• Stored data:
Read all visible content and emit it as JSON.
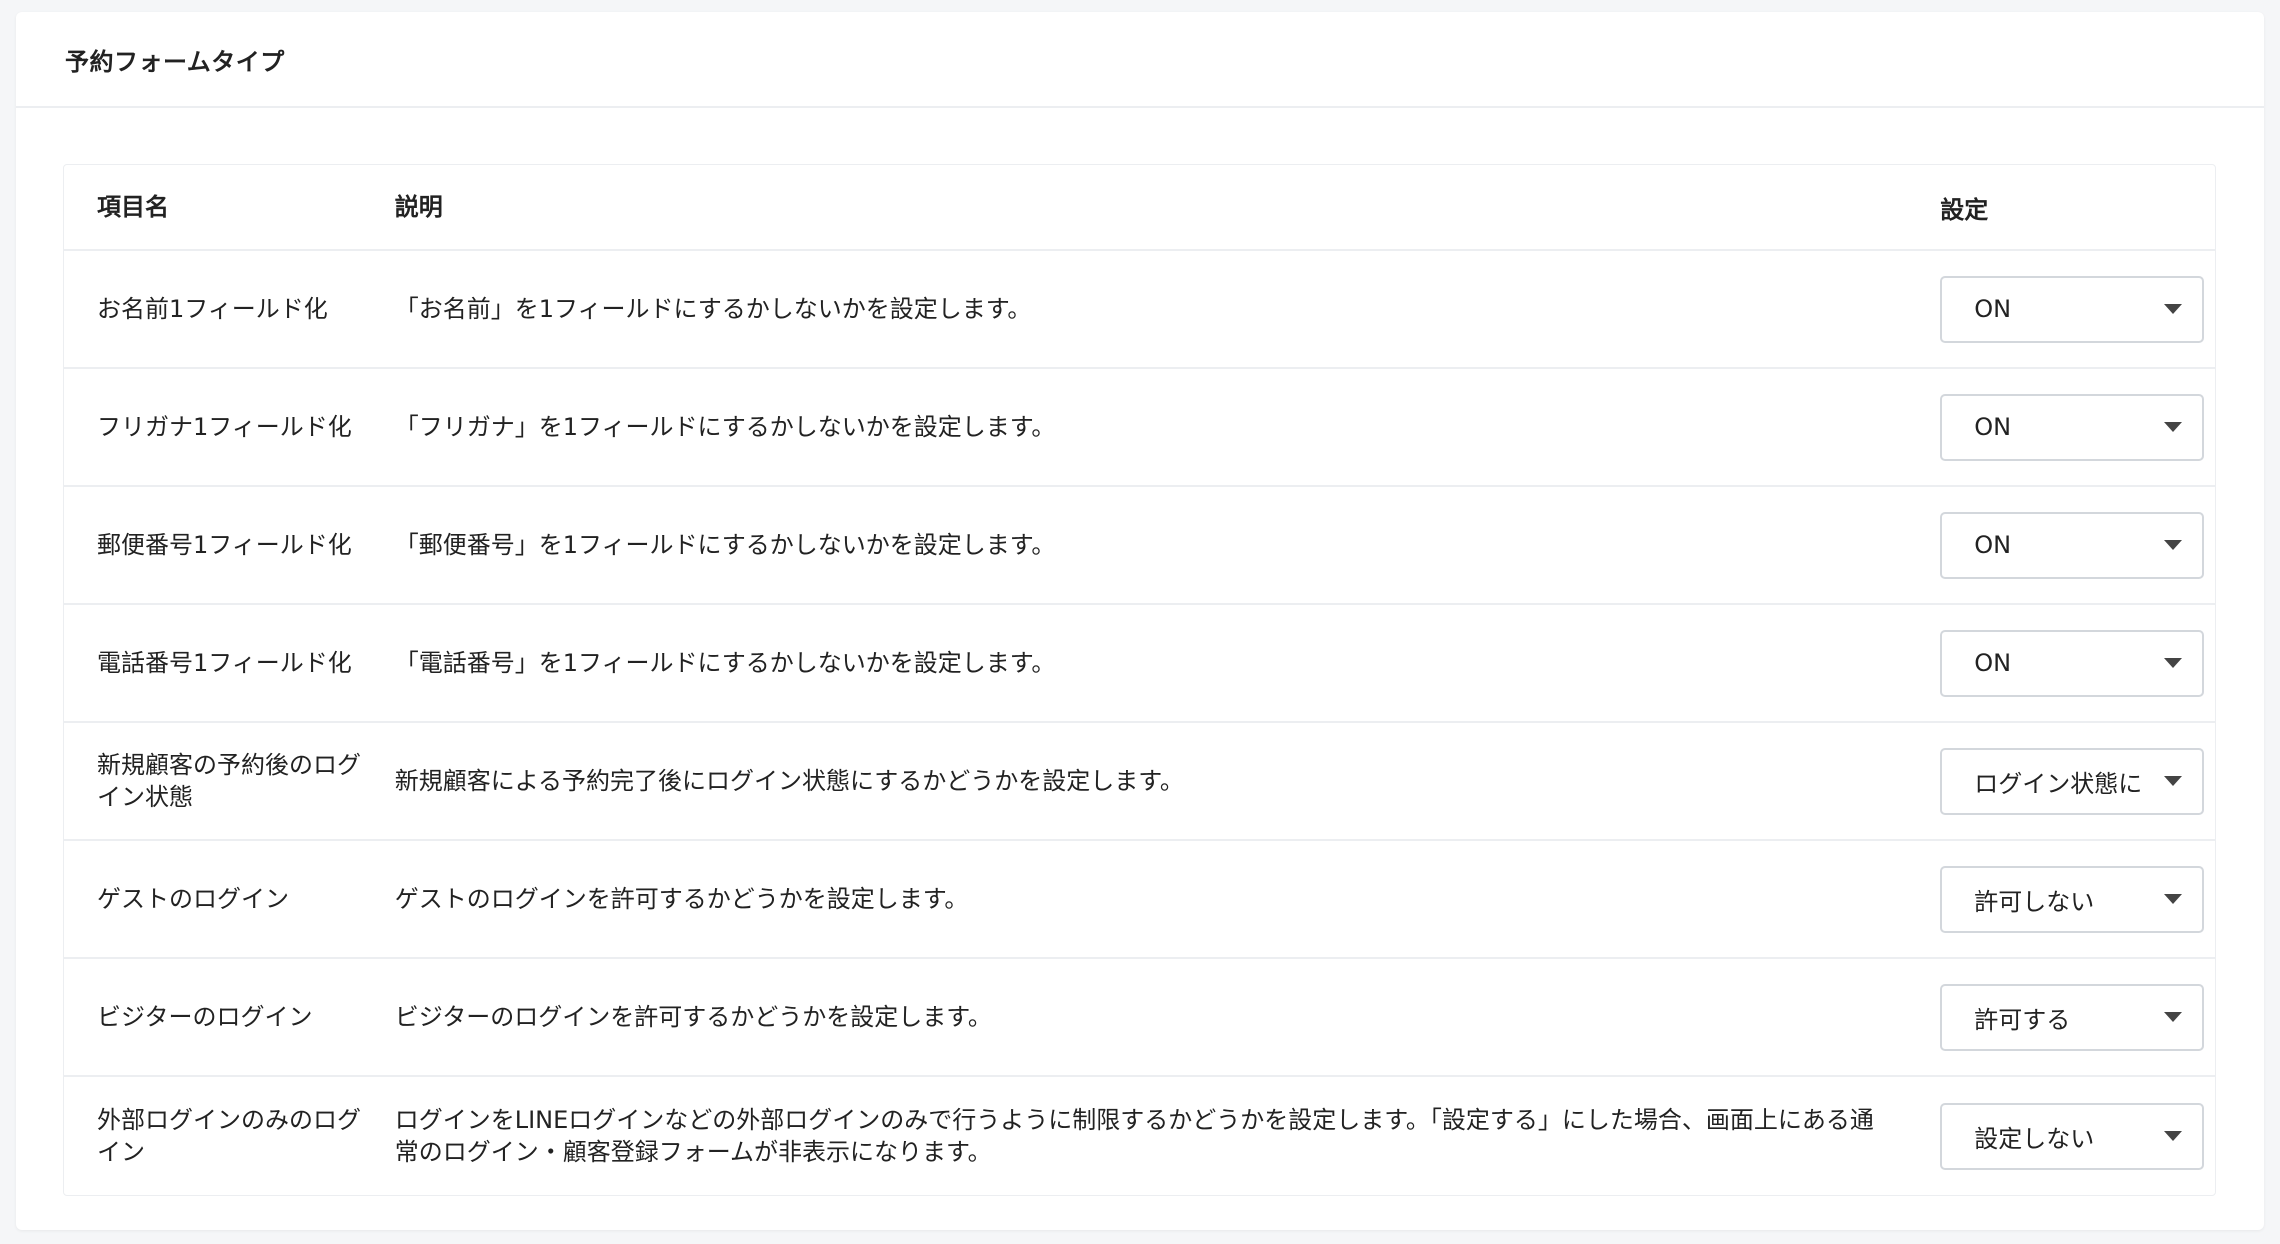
{
  "card": {
    "title": "予約フォームタイプ"
  },
  "table": {
    "headers": {
      "name": "項目名",
      "description": "説明",
      "setting": "設定"
    },
    "rows": [
      {
        "name": "お名前1フィールド化",
        "description": "「お名前」を1フィールドにするかしないかを設定します。",
        "value": "ON"
      },
      {
        "name": "フリガナ1フィールド化",
        "description": "「フリガナ」を1フィールドにするかしないかを設定します。",
        "value": "ON"
      },
      {
        "name": "郵便番号1フィールド化",
        "description": "「郵便番号」を1フィールドにするかしないかを設定します。",
        "value": "ON"
      },
      {
        "name": "電話番号1フィールド化",
        "description": "「電話番号」を1フィールドにするかしないかを設定します。",
        "value": "ON"
      },
      {
        "name": "新規顧客の予約後のログイン状態",
        "description": "新規顧客による予約完了後にログイン状態にするかどうかを設定します。",
        "value": "ログイン状態に"
      },
      {
        "name": "ゲストのログイン",
        "description": "ゲストのログインを許可するかどうかを設定します。",
        "value": "許可しない"
      },
      {
        "name": "ビジターのログイン",
        "description": "ビジターのログインを許可するかどうかを設定します。",
        "value": "許可する"
      },
      {
        "name": "外部ログインのみのログイン",
        "description": "ログインをLINEログインなどの外部ログインのみで行うように制限するかどうかを設定します。「設定する」にした場合、画面上にある通常のログイン・顧客登録フォームが非表示になります。",
        "value": "設定しない"
      }
    ]
  }
}
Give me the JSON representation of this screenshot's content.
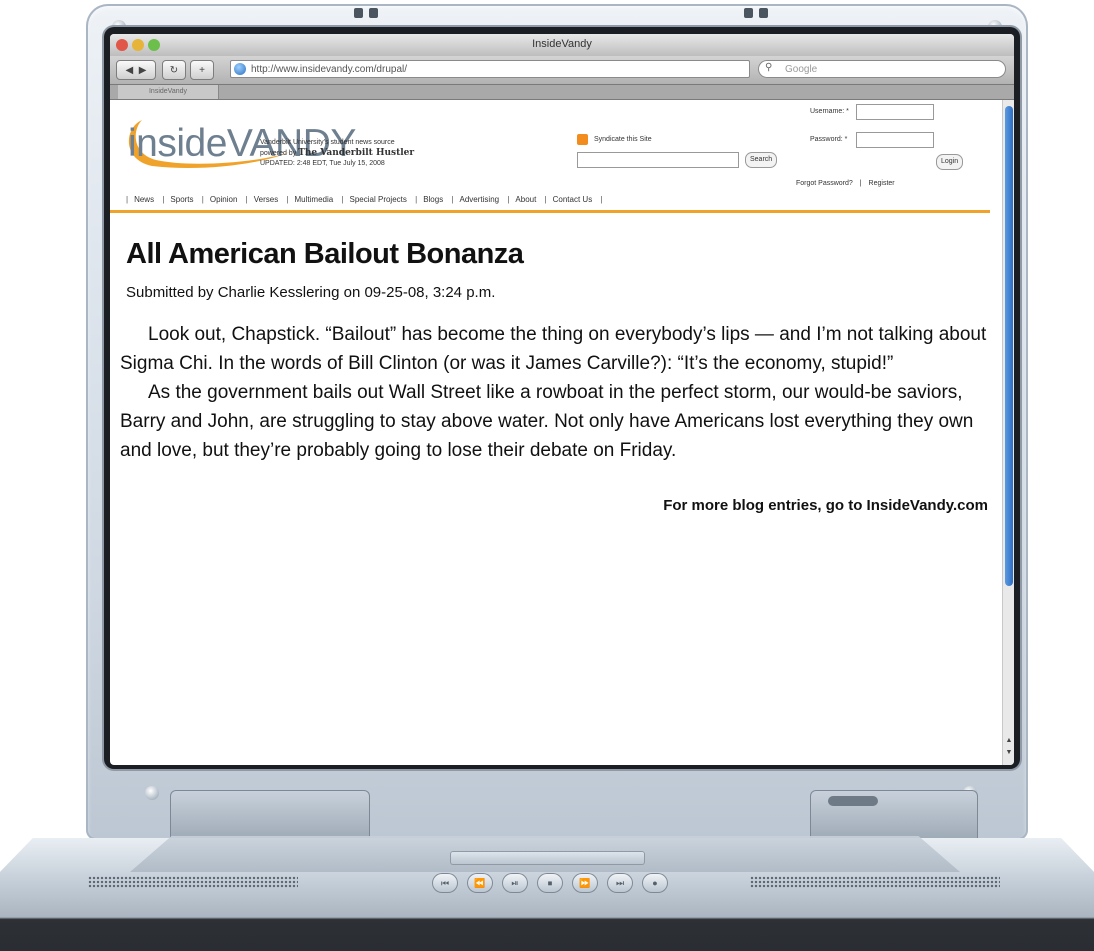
{
  "browser": {
    "window_title": "InsideVandy",
    "url": "http://www.insidevandy.com/drupal/",
    "search_placeholder": "Google",
    "tab_label": "InsideVandy"
  },
  "site": {
    "logo_text": "insideVANDY",
    "tagline_line1": "Vanderbilt University's student news source",
    "tagline_line2_prefix": "powered by",
    "tagline_paper": "The Vanderbilt Hustler",
    "tagline_line3": "UPDATED: 2:48 EDT, Tue July 15, 2008",
    "syndicate_label": "Syndicate this Site",
    "search_button": "Search",
    "username_label": "Username: *",
    "password_label": "Password: *",
    "login_button": "Login",
    "forgot_password": "Forgot Password?",
    "register": "Register",
    "nav": [
      "News",
      "Sports",
      "Opinion",
      "Verses",
      "Multimedia",
      "Special Projects",
      "Blogs",
      "Advertising",
      "About",
      "Contact Us"
    ]
  },
  "article": {
    "title": "All American Bailout Bonanza",
    "byline": "Submitted by Charlie Kesslering on 09-25-08, 3:24 p.m.",
    "paragraphs": [
      "Look out, Chapstick. “Bailout” has become the thing on everybody’s lips — and I’m not talking about Sigma Chi. In the words of Bill Clinton (or was it James Carville?): “It’s the economy, stupid!”",
      "As the government bails out Wall Street like a rowboat in the perfect storm, our would-be saviors, Barry and John, are struggling to stay above water. Not only have Americans lost everything they own and love, but they’re probably going to lose their debate on Friday."
    ],
    "more_link": "For more blog entries, go to InsideVandy.com"
  },
  "colors": {
    "nav_rule": "#f0a32a",
    "logo": "#6e7f90",
    "scroll_thumb": "#2f6fc4"
  },
  "icons": [
    "traffic-light-close-icon",
    "traffic-light-minimize-icon",
    "traffic-light-zoom-icon",
    "back-icon",
    "forward-icon",
    "reload-icon",
    "add-bookmark-icon",
    "globe-icon",
    "search-magnifier-icon",
    "rss-icon",
    "scroll-up-icon",
    "scroll-down-icon"
  ]
}
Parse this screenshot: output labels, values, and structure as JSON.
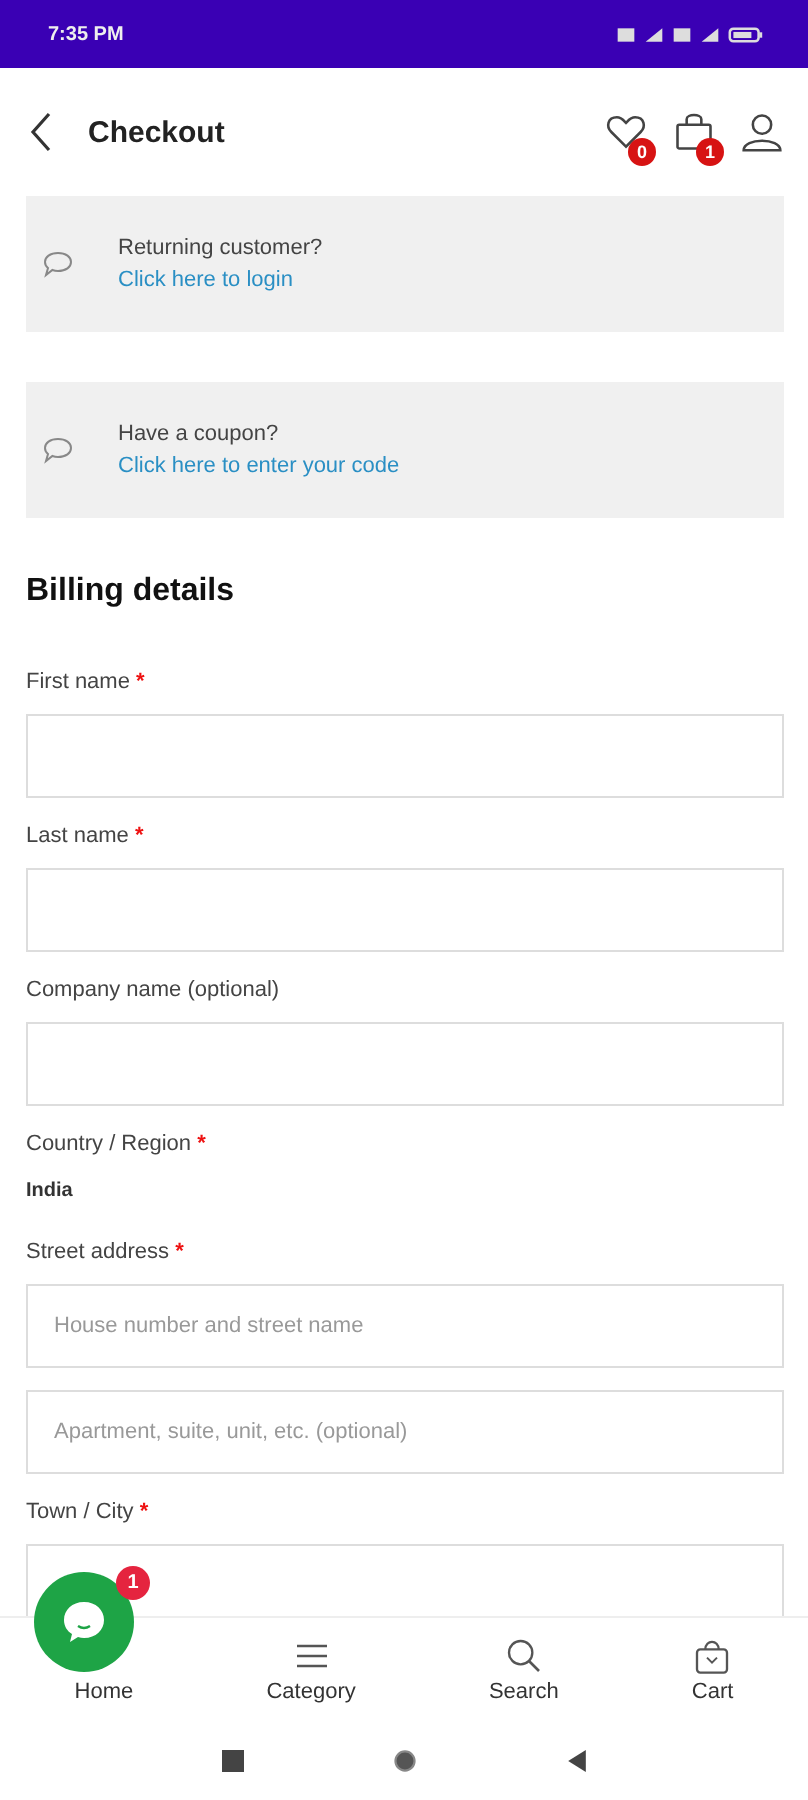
{
  "status_bar": {
    "time": "7:35 PM"
  },
  "header": {
    "title": "Checkout",
    "wishlist_count": "0",
    "cart_count": "1"
  },
  "notices": [
    {
      "text": "Returning customer?",
      "link": "Click here to login"
    },
    {
      "text": "Have a coupon?",
      "link": "Click here to enter your code"
    }
  ],
  "billing": {
    "heading": "Billing details",
    "fields": [
      {
        "kind": "input",
        "label": "First name",
        "required_mark": "*"
      },
      {
        "kind": "input",
        "label": "Last name",
        "required_mark": "*"
      },
      {
        "kind": "input",
        "label": "Company name (optional)"
      },
      {
        "kind": "static",
        "label": "Country / Region",
        "required_mark": "*",
        "value": "India"
      },
      {
        "kind": "input",
        "label": "Street address",
        "required_mark": "*",
        "placeholder": "House number and street name"
      },
      {
        "kind": "input",
        "placeholder": "Apartment, suite, unit, etc. (optional)"
      },
      {
        "kind": "input",
        "label": "Town / City",
        "required_mark": "*"
      }
    ]
  },
  "chat_button": {
    "badge": "1"
  },
  "bottom_nav": [
    {
      "kind": "home",
      "label": "Home"
    },
    {
      "kind": "category",
      "label": "Category"
    },
    {
      "kind": "search",
      "label": "Search"
    },
    {
      "kind": "cart",
      "label": "Cart"
    }
  ]
}
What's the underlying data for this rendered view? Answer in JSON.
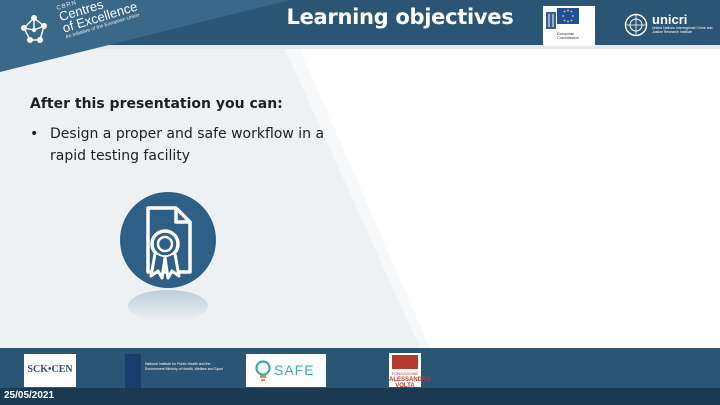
{
  "header": {
    "title": "Learning objectives",
    "background_color": "#2b5575"
  },
  "logos": {
    "coe": {
      "small": "CBRN",
      "line1": "Centres",
      "line2": "of Excellence",
      "tagline": "An initiative of the European Union"
    },
    "eu": {
      "label": "European Commission"
    },
    "unicri": {
      "name": "unicri",
      "sub": "United Nations Interregional Crime and Justice Research Institute"
    }
  },
  "content": {
    "subtitle": "After this presentation you can:",
    "bullets": [
      {
        "marker": "•",
        "text": "Design a proper and safe workflow in a rapid testing facility"
      }
    ],
    "icon": "certificate-document-icon"
  },
  "footer": {
    "date": "25/05/2021",
    "partners": {
      "sck": "SCK•CEN",
      "rivm": "National Institute for Public Health and the Environment Ministry of Health, Welfare and Sport",
      "safe": "SAFE",
      "volta_top": "FONDAZIONE",
      "volta_name": "ALESSANDRO VOLTA"
    }
  },
  "colors": {
    "primary_blue": "#2b5575",
    "dark_blue": "#1b3a52",
    "panel_gray": "#eef1f4",
    "icon_blue": "#2e5f86"
  }
}
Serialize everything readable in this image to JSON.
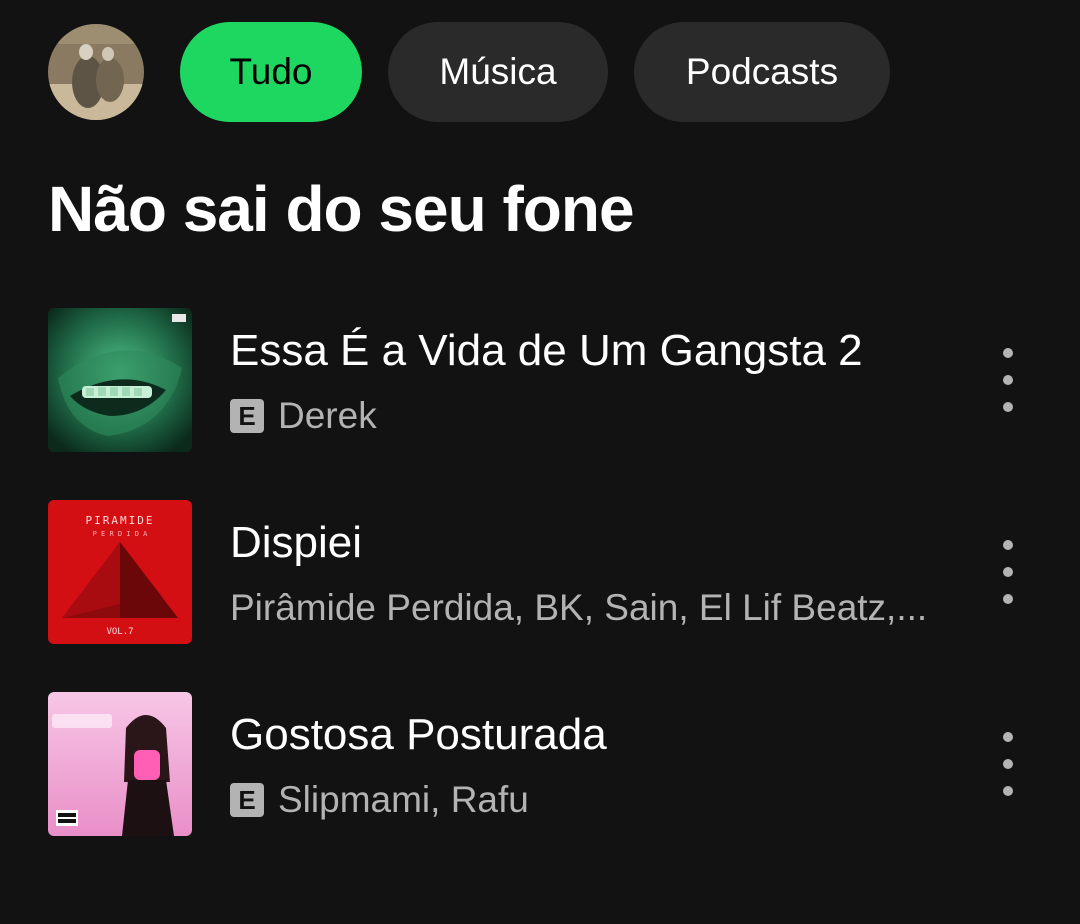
{
  "filters": [
    {
      "label": "Tudo",
      "active": true
    },
    {
      "label": "Música",
      "active": false
    },
    {
      "label": "Podcasts",
      "active": false
    }
  ],
  "section": {
    "title": "Não sai do seu fone"
  },
  "tracks": [
    {
      "title": "Essa É a Vida de Um Gangsta 2",
      "explicit": true,
      "explicit_badge": "E",
      "artists": "Derek",
      "cover_icon": "green-grillz-cover"
    },
    {
      "title": "Dispiei",
      "explicit": false,
      "artists": "Pirâmide Perdida, BK, Sain, El Lif Beatz,...",
      "cover_icon": "red-pyramid-cover",
      "cover_text": {
        "line1": "PIRAMIDE",
        "line2": "P E R D I D A",
        "vol": "VOL.7"
      }
    },
    {
      "title": "Gostosa Posturada",
      "explicit": true,
      "explicit_badge": "E",
      "artists": "Slipmami, Rafu",
      "cover_icon": "pink-portrait-cover"
    }
  ],
  "colors": {
    "background": "#121212",
    "accent": "#1ed760",
    "chip": "#2a2a2a",
    "secondary_text": "#b3b3b3"
  }
}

• EXERCISE:
Copy and report every line where the word "optional" is present.

• RESULT OF THE TASK:
        "label": "Company name (optional)"
        "placeholder": "Apartment, suite, unit, etc. (optional)"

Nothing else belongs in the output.